§ **WHAT YOU WILL DO**
Please return every line from the entries that has the string "List" in it.

-------- DATA

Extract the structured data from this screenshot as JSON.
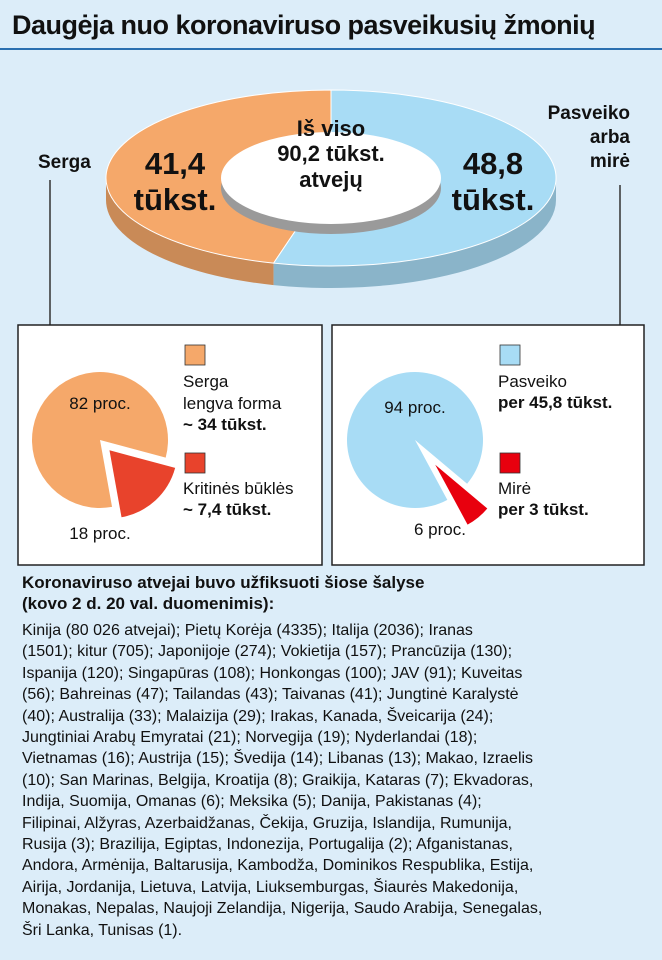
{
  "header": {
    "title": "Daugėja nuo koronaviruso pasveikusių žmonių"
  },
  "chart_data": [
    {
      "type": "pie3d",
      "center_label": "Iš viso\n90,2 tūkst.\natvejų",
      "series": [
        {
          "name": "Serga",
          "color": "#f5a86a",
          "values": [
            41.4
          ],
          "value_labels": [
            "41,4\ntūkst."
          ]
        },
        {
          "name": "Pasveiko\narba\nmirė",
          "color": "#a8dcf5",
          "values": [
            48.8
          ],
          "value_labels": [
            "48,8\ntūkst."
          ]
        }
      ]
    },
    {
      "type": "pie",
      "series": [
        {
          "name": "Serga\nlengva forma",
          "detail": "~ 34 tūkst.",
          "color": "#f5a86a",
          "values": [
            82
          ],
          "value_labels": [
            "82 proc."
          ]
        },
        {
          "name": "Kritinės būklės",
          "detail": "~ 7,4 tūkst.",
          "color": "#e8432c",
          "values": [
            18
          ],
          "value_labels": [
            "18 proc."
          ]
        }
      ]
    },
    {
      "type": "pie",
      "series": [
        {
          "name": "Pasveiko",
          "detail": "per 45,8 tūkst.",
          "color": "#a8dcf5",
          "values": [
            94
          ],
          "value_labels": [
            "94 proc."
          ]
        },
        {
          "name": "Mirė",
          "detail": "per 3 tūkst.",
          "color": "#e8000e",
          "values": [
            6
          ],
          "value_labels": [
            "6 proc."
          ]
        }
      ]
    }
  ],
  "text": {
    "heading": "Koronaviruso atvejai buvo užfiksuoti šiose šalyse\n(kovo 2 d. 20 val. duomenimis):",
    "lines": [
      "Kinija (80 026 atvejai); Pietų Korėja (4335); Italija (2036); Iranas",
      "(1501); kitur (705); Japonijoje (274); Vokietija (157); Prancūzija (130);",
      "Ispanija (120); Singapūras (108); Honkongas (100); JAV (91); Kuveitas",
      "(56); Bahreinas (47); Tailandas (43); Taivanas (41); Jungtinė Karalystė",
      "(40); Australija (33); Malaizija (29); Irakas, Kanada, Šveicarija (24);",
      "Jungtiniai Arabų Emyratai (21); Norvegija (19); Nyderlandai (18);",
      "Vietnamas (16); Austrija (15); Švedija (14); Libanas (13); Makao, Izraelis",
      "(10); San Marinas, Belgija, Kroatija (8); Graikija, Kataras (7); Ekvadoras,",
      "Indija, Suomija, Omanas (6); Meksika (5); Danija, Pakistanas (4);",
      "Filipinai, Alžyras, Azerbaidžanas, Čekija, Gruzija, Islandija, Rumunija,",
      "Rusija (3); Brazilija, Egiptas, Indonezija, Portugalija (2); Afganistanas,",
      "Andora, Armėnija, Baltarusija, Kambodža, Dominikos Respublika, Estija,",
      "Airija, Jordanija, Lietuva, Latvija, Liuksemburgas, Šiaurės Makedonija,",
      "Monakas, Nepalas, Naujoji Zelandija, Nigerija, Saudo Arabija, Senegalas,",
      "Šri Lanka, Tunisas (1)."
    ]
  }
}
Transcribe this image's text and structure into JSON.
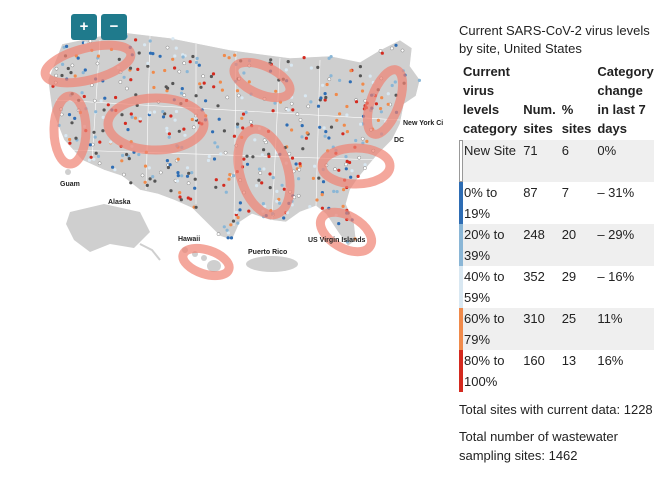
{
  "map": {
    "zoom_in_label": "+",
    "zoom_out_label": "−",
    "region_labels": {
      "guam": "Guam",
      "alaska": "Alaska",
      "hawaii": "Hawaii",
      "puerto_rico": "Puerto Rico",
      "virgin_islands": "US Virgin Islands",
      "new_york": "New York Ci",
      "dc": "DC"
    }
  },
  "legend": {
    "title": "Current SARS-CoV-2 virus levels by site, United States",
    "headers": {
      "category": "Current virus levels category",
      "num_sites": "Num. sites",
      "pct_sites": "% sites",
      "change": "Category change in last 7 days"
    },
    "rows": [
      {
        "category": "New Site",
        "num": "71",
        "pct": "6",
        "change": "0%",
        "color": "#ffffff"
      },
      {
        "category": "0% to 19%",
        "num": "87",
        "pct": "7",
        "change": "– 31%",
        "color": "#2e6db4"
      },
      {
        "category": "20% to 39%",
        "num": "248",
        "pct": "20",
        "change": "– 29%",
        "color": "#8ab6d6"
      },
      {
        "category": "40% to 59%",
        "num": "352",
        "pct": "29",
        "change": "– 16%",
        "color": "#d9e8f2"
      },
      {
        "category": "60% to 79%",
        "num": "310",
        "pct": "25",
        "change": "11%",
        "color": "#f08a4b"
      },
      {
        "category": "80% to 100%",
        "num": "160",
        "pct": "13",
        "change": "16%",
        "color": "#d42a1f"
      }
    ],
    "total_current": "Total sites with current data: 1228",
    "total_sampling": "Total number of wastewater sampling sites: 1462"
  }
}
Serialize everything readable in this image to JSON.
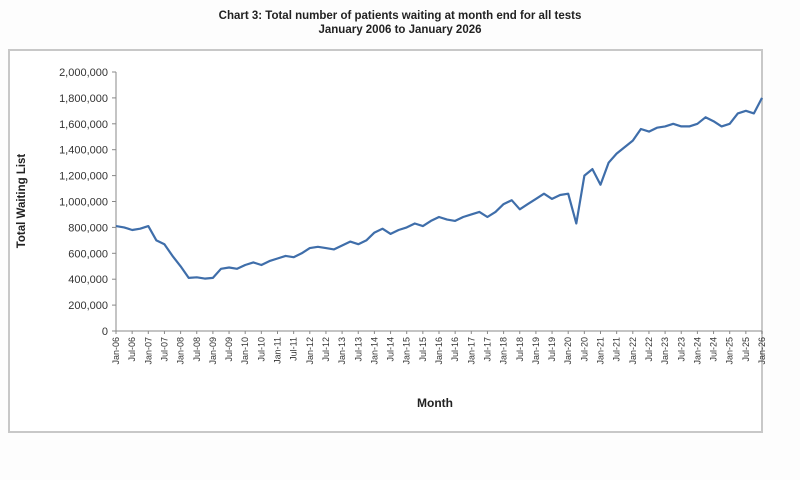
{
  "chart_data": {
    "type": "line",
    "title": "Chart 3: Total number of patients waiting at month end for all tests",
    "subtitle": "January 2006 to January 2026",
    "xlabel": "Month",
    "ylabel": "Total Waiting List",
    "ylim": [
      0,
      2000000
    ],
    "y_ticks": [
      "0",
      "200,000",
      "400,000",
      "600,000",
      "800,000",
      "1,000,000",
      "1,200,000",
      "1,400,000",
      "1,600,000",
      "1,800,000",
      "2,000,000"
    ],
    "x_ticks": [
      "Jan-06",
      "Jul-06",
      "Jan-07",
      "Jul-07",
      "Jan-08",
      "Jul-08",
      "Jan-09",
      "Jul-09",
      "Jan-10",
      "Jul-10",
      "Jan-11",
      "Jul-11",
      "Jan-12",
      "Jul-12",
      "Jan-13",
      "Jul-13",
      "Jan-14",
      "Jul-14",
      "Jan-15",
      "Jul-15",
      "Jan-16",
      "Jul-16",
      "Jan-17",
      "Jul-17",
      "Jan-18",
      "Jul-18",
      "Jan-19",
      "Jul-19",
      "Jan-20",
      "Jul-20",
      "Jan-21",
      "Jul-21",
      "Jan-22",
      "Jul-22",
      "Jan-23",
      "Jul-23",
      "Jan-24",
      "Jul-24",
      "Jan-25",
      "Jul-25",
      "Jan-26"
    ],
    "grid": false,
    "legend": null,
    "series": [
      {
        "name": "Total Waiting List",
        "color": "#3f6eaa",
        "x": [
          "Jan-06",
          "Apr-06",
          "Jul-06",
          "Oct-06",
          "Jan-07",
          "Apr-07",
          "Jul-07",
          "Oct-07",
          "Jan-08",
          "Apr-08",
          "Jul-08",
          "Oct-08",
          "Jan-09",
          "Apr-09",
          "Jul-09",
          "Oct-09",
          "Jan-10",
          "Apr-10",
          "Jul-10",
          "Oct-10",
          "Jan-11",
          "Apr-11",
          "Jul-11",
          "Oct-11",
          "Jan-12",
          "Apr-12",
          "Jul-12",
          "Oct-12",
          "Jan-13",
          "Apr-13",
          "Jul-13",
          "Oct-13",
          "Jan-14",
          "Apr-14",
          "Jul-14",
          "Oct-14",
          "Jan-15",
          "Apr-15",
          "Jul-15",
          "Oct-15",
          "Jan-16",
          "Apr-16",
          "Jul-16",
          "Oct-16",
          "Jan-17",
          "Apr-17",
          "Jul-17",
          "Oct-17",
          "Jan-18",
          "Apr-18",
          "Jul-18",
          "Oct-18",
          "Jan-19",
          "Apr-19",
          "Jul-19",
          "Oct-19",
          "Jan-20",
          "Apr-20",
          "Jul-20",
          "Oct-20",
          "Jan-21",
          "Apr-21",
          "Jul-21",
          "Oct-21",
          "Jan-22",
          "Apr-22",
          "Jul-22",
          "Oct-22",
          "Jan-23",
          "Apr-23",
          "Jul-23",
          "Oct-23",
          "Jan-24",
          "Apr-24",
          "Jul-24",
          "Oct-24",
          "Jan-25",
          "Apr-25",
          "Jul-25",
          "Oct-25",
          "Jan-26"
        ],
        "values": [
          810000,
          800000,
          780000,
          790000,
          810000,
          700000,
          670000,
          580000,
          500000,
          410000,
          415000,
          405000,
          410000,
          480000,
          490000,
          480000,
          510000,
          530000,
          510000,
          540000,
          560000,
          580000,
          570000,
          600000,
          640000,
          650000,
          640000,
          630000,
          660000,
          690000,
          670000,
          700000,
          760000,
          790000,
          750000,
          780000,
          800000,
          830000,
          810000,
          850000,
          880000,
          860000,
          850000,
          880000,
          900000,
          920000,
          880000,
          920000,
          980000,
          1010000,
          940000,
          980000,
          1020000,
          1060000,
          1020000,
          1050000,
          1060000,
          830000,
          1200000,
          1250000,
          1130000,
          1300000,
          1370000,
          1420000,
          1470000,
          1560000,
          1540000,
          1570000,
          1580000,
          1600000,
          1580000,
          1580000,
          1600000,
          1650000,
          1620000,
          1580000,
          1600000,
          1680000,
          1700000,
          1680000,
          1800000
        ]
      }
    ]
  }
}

----------------

§ **ANSWER BELOW**
    "ylabel": "Total Waiting List",
        "name": "Total Waiting List",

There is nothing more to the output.